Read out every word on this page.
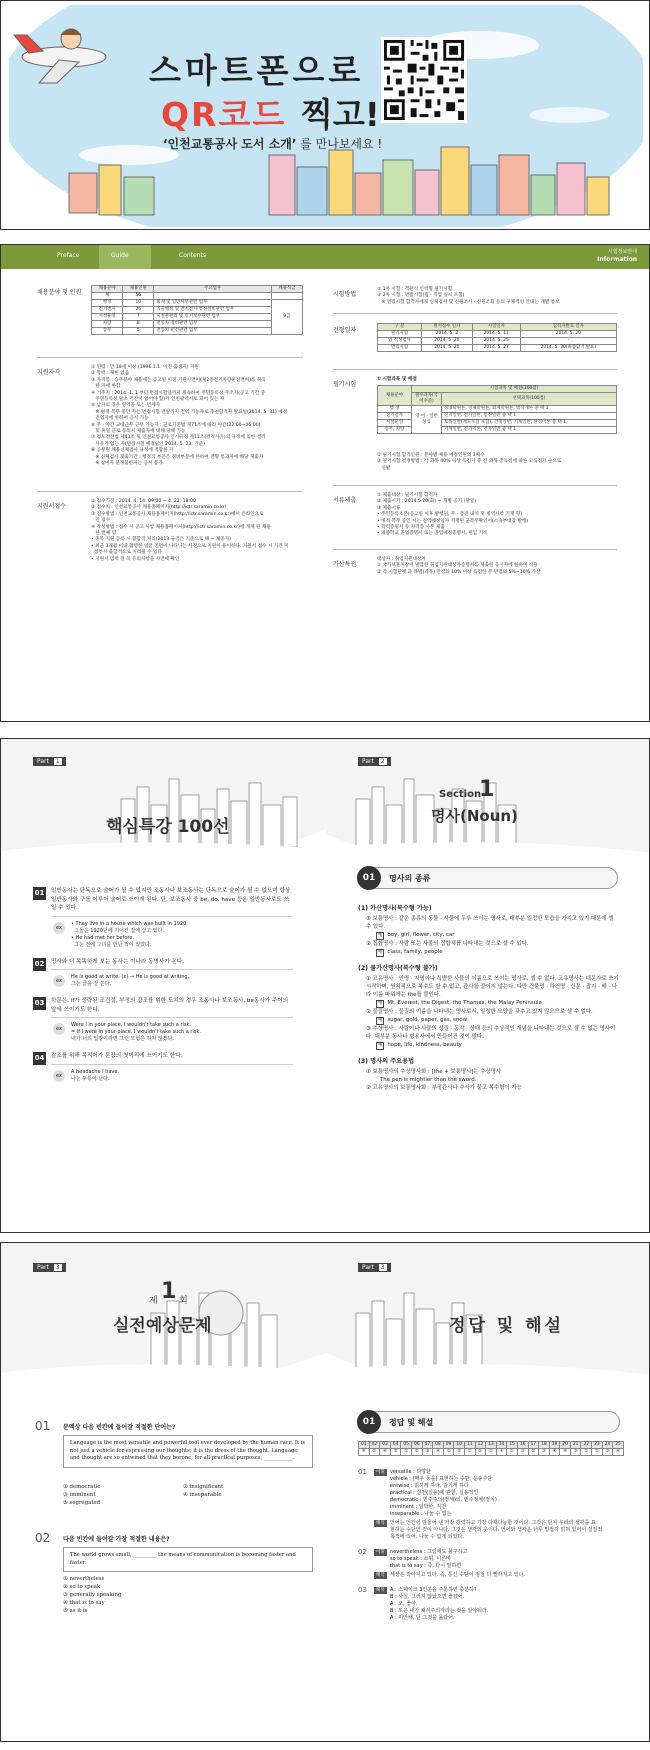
스마트폰으로
QR코드 찍고!
‘인천교통공사 도서 소개’ 를 만나보세요 !
Preface	Guide	Contents	시험정보안내
Information
채용분야 및 인원
채용분야	채용인원	주요업무	채용직급
계	56		
행정	10	회계 및 일반사무관련 업무	9급
전기전자	26	기술행정 및 전기전자 통신설비관련 업무	
시설운영	7	시설물관리 및 유지보수관련 업무	
차량	8	전동차 정비관련 업무	
승무	5	전동차 운전관련 업무	
지원자격
① 연령 : 만 18세 이상 (1996.1.1. 이전 출생자) 지원
② 학력 : 제한 없음
③ 자격증 : 승무분야 채용에는 공고일 이전 기관사면허(제2종전기차량운전면허)를 취득
한 자에 한함
④ 거주지 : 2014. 1. 1 부터 면접시험일까지 계속하여 주민등록상 주소지(공고 기간 중
주민등록상 말소 기간이 없어야 함)가 인천광역시로 되어 있는 자
⑤ 남자의 경우 병역을 또는 면제자
※ 현재 복무 중인 자는 면접시험 전일까지 전역 가능자로 추천합격자 발표일(2014. 5. 31) 예정
전임자에 한하여 응시 가능
⑥ 주 · 야간 교대근무 근무 가능자 : 근로기준법 제71조에 따라 야간(22:00~06:00)
및 휴일 근로 동의서 제출자에 대해 당해 가능
⑦ 청도전산법 제41조 및 인천교통공사 인사규정 제11조(결격사유)의 규정에 의한 결격
사유가 없는 자(면접시험 예정일인 2014. 5. 23. 기준)
⑧ 공무원 채용신체검사 규정에 적합한 자
※ 신체검사 제출기간 : 행정직 부문은 정비부문에 한하여 전형 통과자에 해당 제출자
※ 참여자 분쟁불한자는 응시 불가
지원서접수
① 접수기간 : 2014. 4. 14. 09:00 ~ 4. 22. 18:00
② 접수처 : 인천교통공사 채용홈페이지(http://ictr.saramin.co.kr)
③ 접수방법 : 인천교통공사 채용홈페이지(http://ictr.saramin.co.kr)에서 온라인으로
만 접수
④ 작성방법 : 접수 시 공고 사항 채용홈페이지(http://ictr.saramin.co.kr)에 게재 된 채용
한 번째 영
• 중복 지원 등록 시 불합격 처리(2013 규격은 기준으로 해 ~ 제공자)
• 최근 3개월 이내 촬영한 얼굴 전면이 나타나는 사진으로 지원이 용이하다. 지원서 접수 시 사진 미
첨부시 불합격으로 처리될 수 있다
• 지원서 입력 전 꼭 유의사항을 사전에 확인
시험방법
① 1차 시험 : 객관식 인력형 필기시험
② 2차 시험 : 면접시험(집 · 직업 실시 포함)
※ 면접시험 합격자에게 신체검사 및 신원조사 · 신원조회 등의 구체적인 안내는 개별 통보
전형일자
구 분	원서접수 일자	시험일자	합격자발표 일자
필기시험	2014. 5. 2	2014. 5. 11	2014. 5. 20
인 적성검사	2014. 5. 20	2014. 5. 25	-
면접시험	2014. 5. 20	2014. 5. 27	2014. 5. 30(최종합격 발표)
필기시험
① 시험과목 및 배점
채용분야	시험과목 및 배점(300점)	
	필수과목(국어수준)	선택과목(100점)
행 정	영 어 · 일반상식	경영학원론, 경제학원론, 회계학원론, 법학개론 중 택 1
전기전자		전기일반, 전자일반, 통신일반 중 택 1
시설운영		토목일반(계도포함 포함), 건축일반, 기계일반, 환경이론 중 택 1
승무, 차량		기계일반, 전기이론, 전자일반 중 택 1
② 필기시험 합격인원 : 분야별 채용 예정인원의 3배수
③ 필기시험 결정방법 : 각 과목 40% 이상 득점자 중 전 과목 총득점에 따른 고득점자 순으로
선발
서류제출
① 제출대상 : 필기시험 합격자
② 제출시기 : 2014.5.20(화) ~ 개별 공지 (당일)
③ 제출서류
• 주민등록초본(공고일 이후 발행된, 주 · 총전 내역 및 병역사항 기재 형)
• 병적 복무 증인 서는 전역예정일자 기재된 군복무확인서(소속부대장 발행)
• 학력증명서 등 자격증 사본 제출
• 최종학교 졸업증명서 또는 졸업예정증명서, 편입 기록
가산특전
대상자 : 취업지원대상자
① 국가보훈처장이 발급한 취업지원대상자증명서를 제출한 응시자에 한하여 적용
② 각 시험단계 과 목별(과목) 만점의 10% 이상 득점한 분 만점의 5%~10% 가산
Part 1
핵심특강 100선
01 일반동사는 단독으로 술어가 될 수 있지만 조동사나 보조동사는 단독으로 술어가 될 수 없으며 항상 일반동사와 구를 이루어 술어로 쓰이게 된다. 단, 보조동사 중 be, do, have 등은 일반동사로도 쓰일 수 있다.
ex
• They live in a house which was built in 1920.
그들은 1920년에 지어진 집에 살고 있다.
• He had met her before.
그는 전에 그녀를 만난 적이 있었다.
02 명사와 더 똑똑하게 보는 동사는 이나라 동명사가 온다.
ex
He is good at write. (x) → He is good at writing.
그는 글을 잘 쓴다.
03 하문은, if가 생략된 조건절, 부정의 강조를 위한 도치의 경우 조동사나 보조동사, be동사가 주어의 앞에 쓰이기도 한다.
ex
Were I in your place, I wouldn't take such a risk.
= If I were in your place, I wouldn't take such a risk.
내가 너의 입장이라면 그런 모험은 하지 않겠다.
04 감조를 위해 목적어가 문장의 첫머리에 쓰이기도 한다.
ex
A headache I have.
나는 두통이 난다.
Part 2
Section
1
명사(Noun)
01	명사의 종류
(1) 가산명사(복수형 가능)
① 보통명사 : 같은 종류의 동물 · 사물에 두루 쓰이는 명사로, 대부분 일정한 모습을 가지고 있기 때문에 셀 수 있다.
예 boy, girl, flower, city, car
② 집합명사 : 사람 또는 사물의 집합체를 나타내는 것으로 셀 수 있다.
예 class, family, people
(2) 불가산명사(복수형 불가)
① 고유명사 : 인명 · 지명이나 특별한 사물의 이름으로 쓰이는 명사로, 셀 수 없다. 고유명사는 대문자로 쓰기 시작하며, 원칙적으로 복수도 할 수 없고, 관사를 붙이지 않는다. 다만 건물명 · 하천명 · 신문 · 잡지 · 배 · 나라 이름 따위에는 the를 붙인다.
예 Mt. Everest, the Digest, the Thames, the Malay Peninsula
② 물질명사 : 물질의 이름을 나타내는 명사로서, 일정한 모양을 갖추고 있지 않으므로 셀 수 없다.
예 sugar, gold, paper, gas, snow
③ 추상명사 : 사람이나 사물의 성질 · 동작 · 상태 등의 추상적인 개념을 나타내는 것으로 셀 수 없는 명사이다. 대부분 동사나 형용사에서 만들어진 것이 많다.
예 hope, life, kindness, beauty
(3) 명사의 주요용법
① 보통명사의 추상명사화 : [the + 보통명사]는 추상명사
The pen is mightier than the sword.
② 고유명사의 보통명사화 : 부정관사나 수사가 붙고 복수형이 가능
Part 3
제 1 회
실전예상문제
01 문맥상 다음 빈칸에 들어갈 적절한 단어는?
Language is the most versatile and powerful tool ever developed by the human race. It is not just a vehicle for expressing our thoughts; it is the dress of the thought. Language and thought are so entwined that they borone, for all practical purposes, ___________.
① democratic	② insignificant③ imminent	④ inseparable⑤ segregated
02 다음 빈칸에 들어갈 가장 적절한 내용은?
The world grows small, _________ the means of communication is becoming faster and faster.
① nevertheless
② so to speak
③ generally speaking
④ that is to say
⑤ as it is
Part 3
정답 및 해설
01	정답 및 해설
01	02	03	04	05	06	07	08	09	10	11	12	13	14	15	16	17	18	19	20	21	22	23	24	25
④	②	④	⑤	①	②	③	④	③	⑤	②	①	②	④	①	③	②	③	④	④	⑤	①	②	③	④
01	어휘	versatile : 다양한
vehicle : (매우 등을) 표현하는 수단, 운송수단
entwise : 얽히게 하다, 감기게 하다
practical : 실천(실용)에 관한, 실용적인
democratic : 민주주의(정체)의, 민주정체(정치)
imminent : 임박한, 직전
inseparable : 나눌 수 없는
해석	언어는 인간이 만들어 낸 가장 강력하고 가장 다재다능한 것이다. 그것은 단지 우리의 생각을 표
현하는 수단인 것이 아니다. 그것은 생각의 옷이다. 언어와 생각은 너무 밀접히 얽혀 있어서 실질적
목적에 있어, 나눌 수 없게 되었다.
02	어휘	nevertheless : 그럼에도 불구하고
so to speak : 소위, 이른바
that is to say : 즉, 다시 말하면
해석	세상은 작아지고 있다. 즉, 통신 수단이 점점 더 빨라지고 있다.
03	해석	A : 스페이크 3인분을 주문하면 충분하?
B : 사실, 그러지 않았으면 좋겠어.
A : 오, 좋아.
B : 또은 내가 채식주의자라는 것을 알아둬라.
A : 미안해, 난 그것을 몰랐어.
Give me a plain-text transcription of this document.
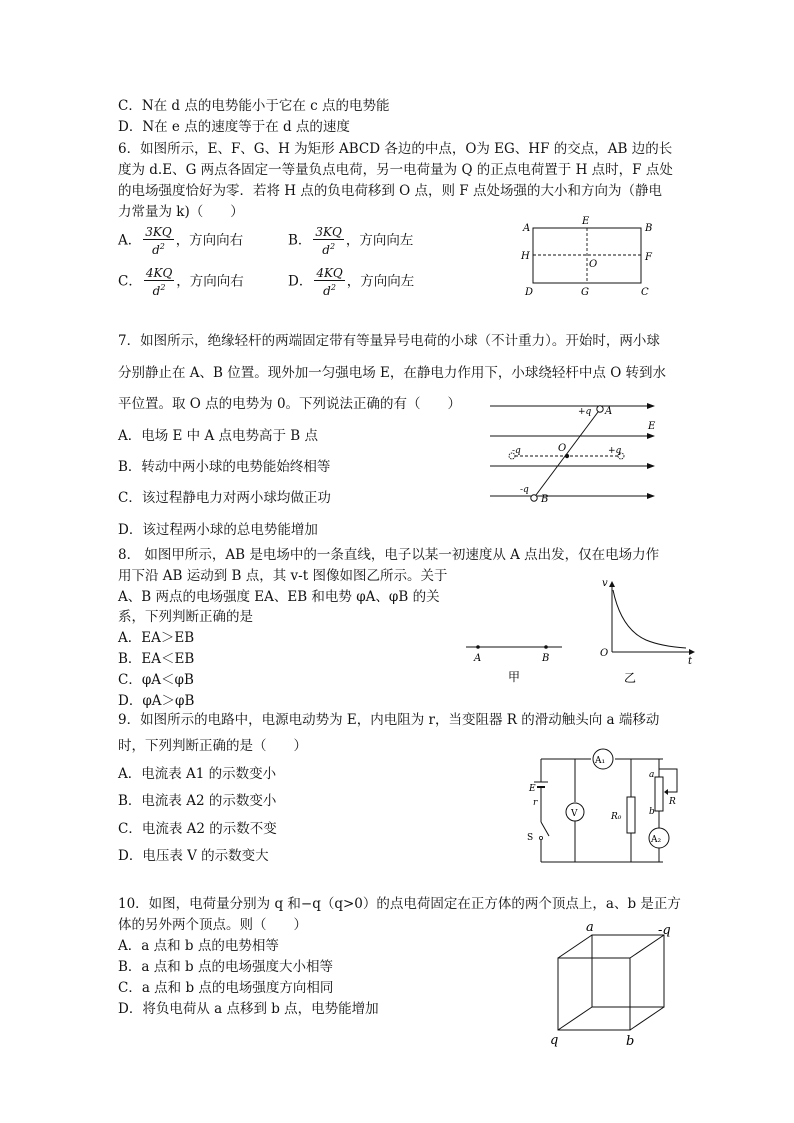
C．N在 d 点的电势能小于它在 c 点的电势能
D．N在 e 点的速度等于在 d 点的速度
6．如图所示，E、F、G、H 为矩形 ABCD 各边的中点，O为 EG、HF 的交点，AB 边的长
度为 d.E、G 两点各固定一等量负点电荷，另一电荷量为 Q 的正点电荷置于 H 点时，F 点处
的电场强度恰好为零．若将 H 点的负电荷移到 O 点，则 F 点处场强的大小和方向为（静电
力常量为 k)（　　）
A． $\frac{3KQ}{d^2}$ ，方向向右	B． $\frac{3KQ}{d^2}$ ，方向向左
C． $\frac{4KQ}{d^2}$ ，方向向右	D． $\frac{4KQ}{d^2}$ ，方向向左
A
E
B
H
O
F
D	G	C
7．如图所示，绝缘轻杆的两端固定带有等量异号电荷的小球（不计重力）。开始时，两小球
分别静止在 A、B 位置。现外加一匀强电场 E，在静电力作用下，小球绕轻杆中点 O 转到水
平位置。取 O 点的电势为 0。下列说法正确的有（　　）
A．电场 E 中 A 点电势高于 B 点
B．转动中两小球的电势能始终相等
C．该过程静电力对两小球均做正功
D．该过程两小球的总电势能增加
+q A
E
-q	O	+q
-q
B
8． 如图甲所示，AB 是电场中的一条直线，电子以某一初速度从 A 点出发，仅在电场力作
用下沿 AB 运动到 B 点，其 v-t 图像如图乙所示。关于
A、B 两点的电场强度 EA、EB 和电势 φA、φB 的关
系，下列判断正确的是
A．EA＞EB
B．EA＜EB
C．φA＜φB
D．φA＞φB
A	B
甲
v
O
t
乙
9．如图所示的电路中，电源电动势为 E，内电阻为 r，当变阻器 R 的滑动触头向 a 端移动
时，下列判断正确的是（　　）
A．电流表 A1 的示数变小
B．电流表 A2 的示数变小
C．电流表 A2 的示数不变
D．电压表 V 的示数变大
A₁
E
r
S
V	R₀
A₂
a
b
R
10．如图，电荷量分别为 q 和−q（q>0）的点电荷固定在正方体的两个顶点上，a、b 是正方
体的另外两个顶点。则（　　）
A．a 点和 b 点的电势相等
B．a 点和 b 点的电场强度大小相等
C．a 点和 b 点的电场强度方向相同
D．将负电荷从 a 点移到 b 点，电势能增加
a	-q
q	b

——

- _CHALLENGE_: Provide only the count of lines in the material above that hold the word "versatile".

- _RESPONSE_: 2